-- START Listed records --

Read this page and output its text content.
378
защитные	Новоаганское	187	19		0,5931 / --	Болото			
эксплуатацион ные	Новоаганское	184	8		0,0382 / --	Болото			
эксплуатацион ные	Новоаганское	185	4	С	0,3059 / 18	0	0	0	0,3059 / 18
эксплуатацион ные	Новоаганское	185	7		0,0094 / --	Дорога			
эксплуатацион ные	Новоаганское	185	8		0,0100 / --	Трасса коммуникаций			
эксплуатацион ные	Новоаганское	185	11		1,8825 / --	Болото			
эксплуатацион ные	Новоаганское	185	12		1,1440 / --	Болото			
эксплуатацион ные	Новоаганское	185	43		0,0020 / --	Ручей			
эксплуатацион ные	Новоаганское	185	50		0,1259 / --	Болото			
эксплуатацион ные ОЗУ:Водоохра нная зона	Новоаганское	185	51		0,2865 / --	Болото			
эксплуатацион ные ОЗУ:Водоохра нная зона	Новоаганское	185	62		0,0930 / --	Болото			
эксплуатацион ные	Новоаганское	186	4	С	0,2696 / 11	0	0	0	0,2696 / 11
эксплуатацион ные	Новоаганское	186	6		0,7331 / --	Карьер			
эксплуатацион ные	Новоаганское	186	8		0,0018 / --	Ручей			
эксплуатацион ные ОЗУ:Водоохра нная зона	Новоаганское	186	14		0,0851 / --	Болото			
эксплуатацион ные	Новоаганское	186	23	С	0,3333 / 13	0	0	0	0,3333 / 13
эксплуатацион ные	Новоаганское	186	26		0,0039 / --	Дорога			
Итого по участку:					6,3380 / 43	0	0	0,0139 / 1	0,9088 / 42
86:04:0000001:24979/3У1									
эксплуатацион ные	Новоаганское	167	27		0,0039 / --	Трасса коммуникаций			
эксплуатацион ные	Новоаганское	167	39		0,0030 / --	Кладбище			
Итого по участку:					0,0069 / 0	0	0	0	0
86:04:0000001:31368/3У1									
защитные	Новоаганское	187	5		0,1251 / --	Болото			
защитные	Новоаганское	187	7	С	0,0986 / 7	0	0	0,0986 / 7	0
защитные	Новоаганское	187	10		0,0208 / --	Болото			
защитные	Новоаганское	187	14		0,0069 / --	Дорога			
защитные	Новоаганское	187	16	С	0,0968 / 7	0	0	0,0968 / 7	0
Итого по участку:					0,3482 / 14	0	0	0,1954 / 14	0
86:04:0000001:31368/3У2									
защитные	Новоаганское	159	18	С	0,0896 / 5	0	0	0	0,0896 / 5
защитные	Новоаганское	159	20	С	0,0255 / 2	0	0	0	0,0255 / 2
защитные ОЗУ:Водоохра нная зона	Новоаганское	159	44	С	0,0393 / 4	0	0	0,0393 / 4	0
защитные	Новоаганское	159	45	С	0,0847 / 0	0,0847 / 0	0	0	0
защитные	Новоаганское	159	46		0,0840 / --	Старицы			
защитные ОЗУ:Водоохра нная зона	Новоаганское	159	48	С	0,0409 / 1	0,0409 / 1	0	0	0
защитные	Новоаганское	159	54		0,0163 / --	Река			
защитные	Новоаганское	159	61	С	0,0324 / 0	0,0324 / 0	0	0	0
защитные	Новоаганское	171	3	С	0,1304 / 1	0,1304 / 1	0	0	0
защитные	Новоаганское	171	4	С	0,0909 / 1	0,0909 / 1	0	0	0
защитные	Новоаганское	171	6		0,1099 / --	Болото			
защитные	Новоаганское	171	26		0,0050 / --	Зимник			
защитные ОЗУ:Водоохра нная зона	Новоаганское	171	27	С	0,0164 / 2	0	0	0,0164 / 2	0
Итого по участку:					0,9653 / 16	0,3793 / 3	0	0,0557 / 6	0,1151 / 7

-- END Listed records --

* Exercise requirements *
Every entry needs to be retyped exactly.

* Response *
Read this page and output its text content.
378
защитные	Новоаганское	187	19		0,5931 / --	Болото			
эксплуатацион ные	Новоаганское	184	8		0,0382 / --	Болото			
эксплуатацион ные	Новоаганское	185	4	С	0,3059 / 18	0	0	0	0,3059 / 18
эксплуатацион ные	Новоаганское	185	7		0,0094 / --	Дорога			
эксплуатацион ные	Новоаганское	185	8		0,0100 / --	Трасса коммуникаций			
эксплуатацион ные	Новоаганское	185	11		1,8825 / --	Болото			
эксплуатацион ные	Новоаганское	185	12		1,1440 / --	Болото			
эксплуатацион ные	Новоаганское	185	43		0,0020 / --	Ручей			
эксплуатацион ные	Новоаганское	185	50		0,1259 / --	Болото			
эксплуатацион ные ОЗУ:Водоохра нная зона	Новоаганское	185	51		0,2865 / --	Болото			
эксплуатацион ные ОЗУ:Водоохра нная зона	Новоаганское	185	62		0,0930 / --	Болото			
эксплуатацион ные	Новоаганское	186	4	С	0,2696 / 11	0	0	0	0,2696 / 11
эксплуатацион ные	Новоаганское	186	6		0,7331 / --	Карьер			
эксплуатацион ные	Новоаганское	186	8		0,0018 / --	Ручей			
эксплуатацион ные ОЗУ:Водоохра нная зона	Новоаганское	186	14		0,0851 / --	Болото			
эксплуатацион ные	Новоаганское	186	23	С	0,3333 / 13	0	0	0	0,3333 / 13
эксплуатацион ные	Новоаганское	186	26		0,0039 / --	Дорога			
Итого по участку:					6,3380 / 43	0	0	0,0139 / 1	0,9088 / 42
86:04:0000001:24979/3У1									
эксплуатацион ные	Новоаганское	167	27		0,0039 / --	Трасса коммуникаций			
эксплуатацион ные	Новоаганское	167	39		0,0030 / --	Кладбище			
Итого по участку:					0,0069 / 0	0	0	0	0
86:04:0000001:31368/3У1									
защитные	Новоаганское	187	5		0,1251 / --	Болото			
защитные	Новоаганское	187	7	С	0,0986 / 7	0	0	0,0986 / 7	0
защитные	Новоаганское	187	10		0,0208 / --	Болото			
защитные	Новоаганское	187	14		0,0069 / --	Дорога			
защитные	Новоаганское	187	16	С	0,0968 / 7	0	0	0,0968 / 7	0
Итого по участку:					0,3482 / 14	0	0	0,1954 / 14	0
86:04:0000001:31368/3У2									
защитные	Новоаганское	159	18	С	0,0896 / 5	0	0	0	0,0896 / 5
защитные	Новоаганское	159	20	С	0,0255 / 2	0	0	0	0,0255 / 2
защитные ОЗУ:Водоохра нная зона	Новоаганское	159	44	С	0,0393 / 4	0	0	0,0393 / 4	0
защитные	Новоаганское	159	45	С	0,0847 / 0	0,0847 / 0	0	0	0
защитные	Новоаганское	159	46		0,0840 / --	Старицы			
защитные ОЗУ:Водоохра нная зона	Новоаганское	159	48	С	0,0409 / 1	0,0409 / 1	0	0	0
защитные	Новоаганское	159	54		0,0163 / --	Река			
защитные	Новоаганское	159	61	С	0,0324 / 0	0,0324 / 0	0	0	0
защитные	Новоаганское	171	3	С	0,1304 / 1	0,1304 / 1	0	0	0
защитные	Новоаганское	171	4	С	0,0909 / 1	0,0909 / 1	0	0	0
защитные	Новоаганское	171	6		0,1099 / --	Болото			
защитные	Новоаганское	171	26		0,0050 / --	Зимник			
защитные ОЗУ:Водоохра нная зона	Новоаганское	171	27	С	0,0164 / 2	0	0	0,0164 / 2	0
Итого по участку:					0,9653 / 16	0,3793 / 3	0	0,0557 / 6	0,1151 / 7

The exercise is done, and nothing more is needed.